Goal:
Please transcribe the data that follows without the pictures, keeping every word the same.

>> START Records for the task

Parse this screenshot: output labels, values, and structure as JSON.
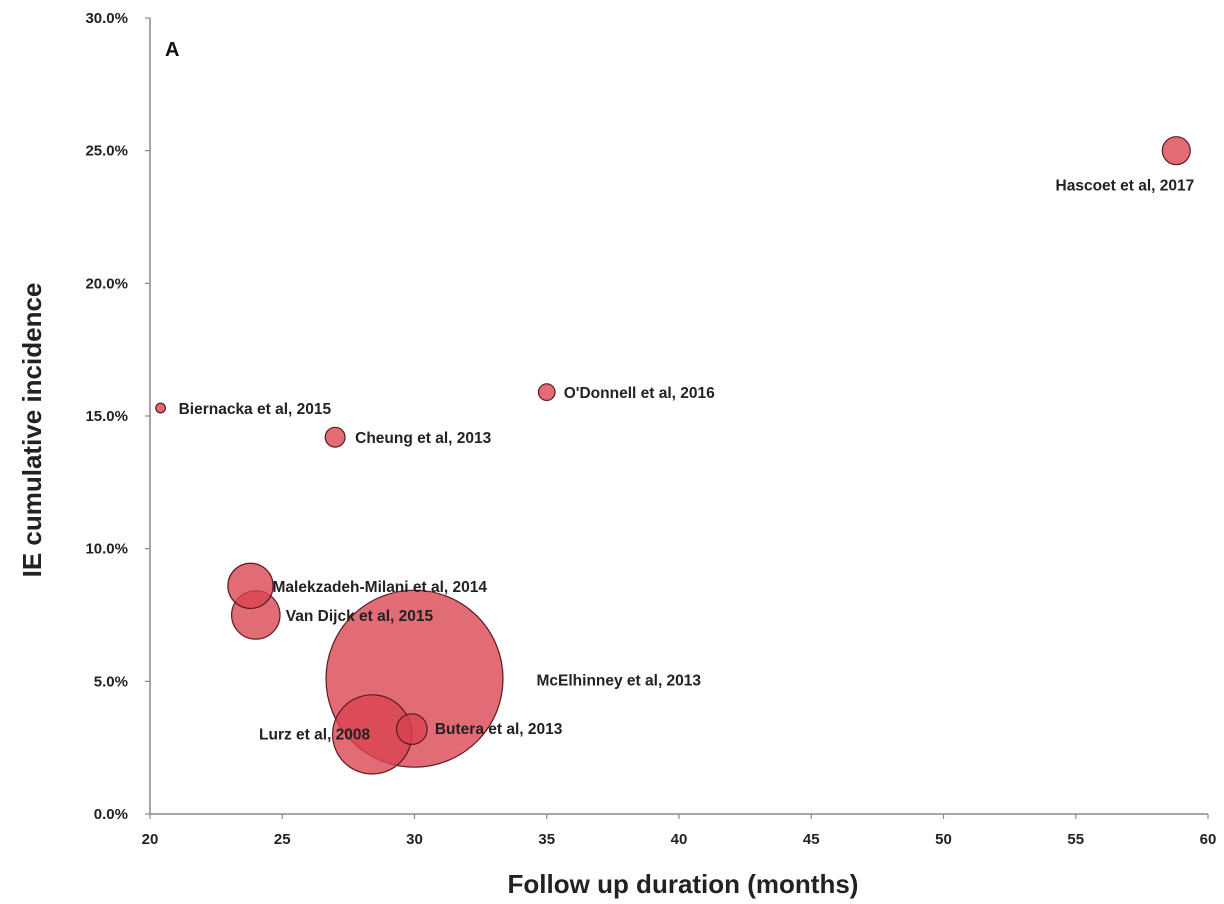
{
  "chart_data": {
    "type": "bubble",
    "panel_label": "A",
    "xlabel": "Follow up duration (months)",
    "ylabel": "IE cumulative incidence",
    "xlim": [
      20,
      60
    ],
    "ylim": [
      0,
      30
    ],
    "x_ticks": [
      20,
      25,
      30,
      35,
      40,
      45,
      50,
      55,
      60
    ],
    "y_ticks": [
      "0.0%",
      "5.0%",
      "10.0%",
      "15.0%",
      "20.0%",
      "25.0%",
      "30.0%"
    ],
    "y_tick_values": [
      0,
      5,
      10,
      15,
      20,
      25,
      30
    ],
    "grid": false,
    "bubble_color": "#d9434f",
    "points": [
      {
        "label": "Hascoet et al, 2017",
        "x": 58.8,
        "y": 25.0,
        "size": 1.0
      },
      {
        "label": "O'Donnell et al, 2016",
        "x": 35.0,
        "y": 15.9,
        "size": 0.35
      },
      {
        "label": "Biernacka et al, 2015",
        "x": 20.4,
        "y": 15.3,
        "size": 0.12
      },
      {
        "label": "Cheung et al, 2013",
        "x": 27.0,
        "y": 14.2,
        "size": 0.5
      },
      {
        "label": "Malekzadeh-Milani et al, 2014",
        "x": 23.8,
        "y": 8.6,
        "size": 2.6
      },
      {
        "label": "Van Dijck et al, 2015",
        "x": 24.0,
        "y": 7.5,
        "size": 3.0
      },
      {
        "label": "McElhinney et al, 2013",
        "x": 30.0,
        "y": 5.1,
        "size": 40.0
      },
      {
        "label": "Lurz et al, 2008",
        "x": 28.4,
        "y": 3.0,
        "size": 8.0
      },
      {
        "label": "Butera et al, 2013",
        "x": 29.9,
        "y": 3.2,
        "size": 1.2
      }
    ]
  }
}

>> END Records for the task

Problem solution:
Parse this screenshot: output labels, values, and structure as JSON.
{
  "chart_data": {
    "type": "bubble",
    "panel_label": "A",
    "xlabel": "Follow up duration (months)",
    "ylabel": "IE cumulative incidence",
    "xlim": [
      20,
      60
    ],
    "ylim": [
      0,
      30
    ],
    "x_ticks": [
      20,
      25,
      30,
      35,
      40,
      45,
      50,
      55,
      60
    ],
    "y_ticks": [
      "0.0%",
      "5.0%",
      "10.0%",
      "15.0%",
      "20.0%",
      "25.0%",
      "30.0%"
    ],
    "y_tick_values": [
      0,
      5,
      10,
      15,
      20,
      25,
      30
    ],
    "grid": false,
    "bubble_color": "#d9434f",
    "points": [
      {
        "label": "Hascoet et al, 2017",
        "x": 58.8,
        "y": 25.0,
        "size": 1.0
      },
      {
        "label": "O'Donnell et al, 2016",
        "x": 35.0,
        "y": 15.9,
        "size": 0.35
      },
      {
        "label": "Biernacka et al, 2015",
        "x": 20.4,
        "y": 15.3,
        "size": 0.12
      },
      {
        "label": "Cheung et al, 2013",
        "x": 27.0,
        "y": 14.2,
        "size": 0.5
      },
      {
        "label": "Malekzadeh-Milani et al, 2014",
        "x": 23.8,
        "y": 8.6,
        "size": 2.6
      },
      {
        "label": "Van Dijck et al, 2015",
        "x": 24.0,
        "y": 7.5,
        "size": 3.0
      },
      {
        "label": "McElhinney et al, 2013",
        "x": 30.0,
        "y": 5.1,
        "size": 40.0
      },
      {
        "label": "Lurz et al, 2008",
        "x": 28.4,
        "y": 3.0,
        "size": 8.0
      },
      {
        "label": "Butera et al, 2013",
        "x": 29.9,
        "y": 3.2,
        "size": 1.2
      }
    ]
  }
}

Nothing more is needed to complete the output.